Set exercise: Edit the data below by replacing each "y-tick-label" with "vertical-tick-label", keeping every other part of the lines unchanged.

Item position entries
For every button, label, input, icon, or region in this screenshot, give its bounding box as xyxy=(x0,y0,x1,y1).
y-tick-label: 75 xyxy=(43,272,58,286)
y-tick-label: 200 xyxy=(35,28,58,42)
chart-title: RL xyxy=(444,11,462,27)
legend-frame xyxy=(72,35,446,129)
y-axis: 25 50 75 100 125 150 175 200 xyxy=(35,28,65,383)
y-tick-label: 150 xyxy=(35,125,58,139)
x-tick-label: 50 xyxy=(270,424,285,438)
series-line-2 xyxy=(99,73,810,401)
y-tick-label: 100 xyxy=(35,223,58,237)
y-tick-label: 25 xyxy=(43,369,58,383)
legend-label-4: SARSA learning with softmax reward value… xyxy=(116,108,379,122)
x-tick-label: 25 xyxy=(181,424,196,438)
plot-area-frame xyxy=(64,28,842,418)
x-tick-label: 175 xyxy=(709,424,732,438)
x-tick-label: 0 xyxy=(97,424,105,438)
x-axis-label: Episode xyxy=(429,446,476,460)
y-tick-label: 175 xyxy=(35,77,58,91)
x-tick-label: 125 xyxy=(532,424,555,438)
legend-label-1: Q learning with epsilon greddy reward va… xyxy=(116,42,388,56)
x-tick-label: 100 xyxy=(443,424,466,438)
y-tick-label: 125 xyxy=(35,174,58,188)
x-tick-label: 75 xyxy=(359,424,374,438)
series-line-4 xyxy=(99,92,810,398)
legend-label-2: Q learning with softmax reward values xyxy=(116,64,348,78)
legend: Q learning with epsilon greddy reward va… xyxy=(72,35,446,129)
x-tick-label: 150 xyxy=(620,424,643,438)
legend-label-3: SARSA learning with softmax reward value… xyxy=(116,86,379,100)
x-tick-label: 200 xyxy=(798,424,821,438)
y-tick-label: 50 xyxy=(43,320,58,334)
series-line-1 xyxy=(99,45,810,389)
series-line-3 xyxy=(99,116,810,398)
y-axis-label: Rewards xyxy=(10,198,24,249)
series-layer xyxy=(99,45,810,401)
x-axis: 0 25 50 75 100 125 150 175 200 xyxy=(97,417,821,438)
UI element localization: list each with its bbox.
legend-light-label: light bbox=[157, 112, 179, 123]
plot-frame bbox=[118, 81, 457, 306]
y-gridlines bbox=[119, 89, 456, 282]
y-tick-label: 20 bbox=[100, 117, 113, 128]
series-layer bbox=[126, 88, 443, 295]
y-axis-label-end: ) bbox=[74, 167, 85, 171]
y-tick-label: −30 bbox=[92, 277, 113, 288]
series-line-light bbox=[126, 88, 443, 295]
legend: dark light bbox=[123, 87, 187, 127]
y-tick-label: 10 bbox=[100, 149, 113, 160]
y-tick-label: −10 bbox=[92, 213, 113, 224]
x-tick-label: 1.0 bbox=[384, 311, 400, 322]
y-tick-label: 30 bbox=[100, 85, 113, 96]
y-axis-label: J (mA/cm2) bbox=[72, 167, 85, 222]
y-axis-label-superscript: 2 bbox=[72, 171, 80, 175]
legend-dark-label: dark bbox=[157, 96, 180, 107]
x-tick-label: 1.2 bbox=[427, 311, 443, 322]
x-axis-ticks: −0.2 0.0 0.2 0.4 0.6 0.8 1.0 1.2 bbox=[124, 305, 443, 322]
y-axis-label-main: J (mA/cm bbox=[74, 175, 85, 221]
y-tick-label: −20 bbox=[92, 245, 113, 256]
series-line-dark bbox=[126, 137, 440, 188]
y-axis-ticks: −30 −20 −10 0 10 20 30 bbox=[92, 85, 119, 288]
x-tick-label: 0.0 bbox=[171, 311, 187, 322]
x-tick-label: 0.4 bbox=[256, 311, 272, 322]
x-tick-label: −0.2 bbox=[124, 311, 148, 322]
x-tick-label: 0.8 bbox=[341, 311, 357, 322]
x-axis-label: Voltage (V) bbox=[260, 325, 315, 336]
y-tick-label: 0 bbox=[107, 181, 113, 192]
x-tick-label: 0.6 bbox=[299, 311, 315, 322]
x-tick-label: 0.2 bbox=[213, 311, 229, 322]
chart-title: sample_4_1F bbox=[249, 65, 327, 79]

Expected answer:
For every button, label, input, icon, or region in this screenshot, give its bounding box as xyxy=(x0,y0,x1,y1).
vertical-tick-label: 75 xyxy=(43,272,58,286)
vertical-tick-label: 200 xyxy=(35,28,58,42)
chart-title: RL xyxy=(444,11,462,27)
legend-frame xyxy=(72,35,446,129)
y-axis: 25 50 75 100 125 150 175 200 xyxy=(35,28,65,383)
vertical-tick-label: 150 xyxy=(35,125,58,139)
x-tick-label: 50 xyxy=(270,424,285,438)
series-line-2 xyxy=(99,73,810,401)
vertical-tick-label: 100 xyxy=(35,223,58,237)
vertical-tick-label: 25 xyxy=(43,369,58,383)
legend-label-4: SARSA learning with softmax reward value… xyxy=(116,108,379,122)
x-tick-label: 25 xyxy=(181,424,196,438)
plot-area-frame xyxy=(64,28,842,418)
x-tick-label: 175 xyxy=(709,424,732,438)
x-tick-label: 0 xyxy=(97,424,105,438)
x-axis-label: Episode xyxy=(429,446,476,460)
vertical-tick-label: 175 xyxy=(35,77,58,91)
x-tick-label: 125 xyxy=(532,424,555,438)
legend-label-1: Q learning with epsilon greddy reward va… xyxy=(116,42,388,56)
x-tick-label: 100 xyxy=(443,424,466,438)
vertical-tick-label: 125 xyxy=(35,174,58,188)
x-tick-label: 75 xyxy=(359,424,374,438)
series-line-4 xyxy=(99,92,810,398)
legend-label-2: Q learning with softmax reward values xyxy=(116,64,348,78)
legend: Q learning with epsilon greddy reward va… xyxy=(72,35,446,129)
x-tick-label: 150 xyxy=(620,424,643,438)
legend-label-3: SARSA learning with softmax reward value… xyxy=(116,86,379,100)
x-tick-label: 200 xyxy=(798,424,821,438)
vertical-tick-label: 50 xyxy=(43,320,58,334)
series-line-1 xyxy=(99,45,810,389)
series-line-3 xyxy=(99,116,810,398)
y-axis-label: Rewards xyxy=(10,198,24,249)
series-layer xyxy=(99,45,810,401)
x-axis: 0 25 50 75 100 125 150 175 200 xyxy=(97,417,821,438)
UI element localization: list each with its bbox.
legend-light-label: light bbox=[157, 112, 179, 123]
plot-frame bbox=[118, 81, 457, 306]
y-gridlines bbox=[119, 89, 456, 282]
vertical-tick-label: 20 bbox=[100, 117, 113, 128]
series-layer bbox=[126, 88, 443, 295]
y-axis-label-end: ) bbox=[74, 167, 85, 171]
vertical-tick-label: −30 bbox=[92, 277, 113, 288]
series-line-light bbox=[126, 88, 443, 295]
legend: dark light bbox=[123, 87, 187, 127]
vertical-tick-label: 10 bbox=[100, 149, 113, 160]
vertical-tick-label: −10 bbox=[92, 213, 113, 224]
x-tick-label: 1.0 bbox=[384, 311, 400, 322]
vertical-tick-label: 30 bbox=[100, 85, 113, 96]
y-axis-label: J (mA/cm2) bbox=[72, 167, 85, 222]
y-axis-label-superscript: 2 bbox=[72, 171, 80, 175]
legend-dark-label: dark bbox=[157, 96, 180, 107]
x-tick-label: 1.2 bbox=[427, 311, 443, 322]
x-axis-ticks: −0.2 0.0 0.2 0.4 0.6 0.8 1.0 1.2 bbox=[124, 305, 443, 322]
y-axis-label-main: J (mA/cm bbox=[74, 175, 85, 221]
vertical-tick-label: −20 bbox=[92, 245, 113, 256]
series-line-dark bbox=[126, 137, 440, 188]
y-axis-ticks: −30 −20 −10 0 10 20 30 bbox=[92, 85, 119, 288]
x-tick-label: 0.0 bbox=[171, 311, 187, 322]
x-tick-label: 0.4 bbox=[256, 311, 272, 322]
x-tick-label: −0.2 bbox=[124, 311, 148, 322]
x-tick-label: 0.8 bbox=[341, 311, 357, 322]
x-axis-label: Voltage (V) bbox=[260, 325, 315, 336]
vertical-tick-label: 0 bbox=[107, 181, 113, 192]
x-tick-label: 0.6 bbox=[299, 311, 315, 322]
x-tick-label: 0.2 bbox=[213, 311, 229, 322]
chart-title: sample_4_1F bbox=[249, 65, 327, 79]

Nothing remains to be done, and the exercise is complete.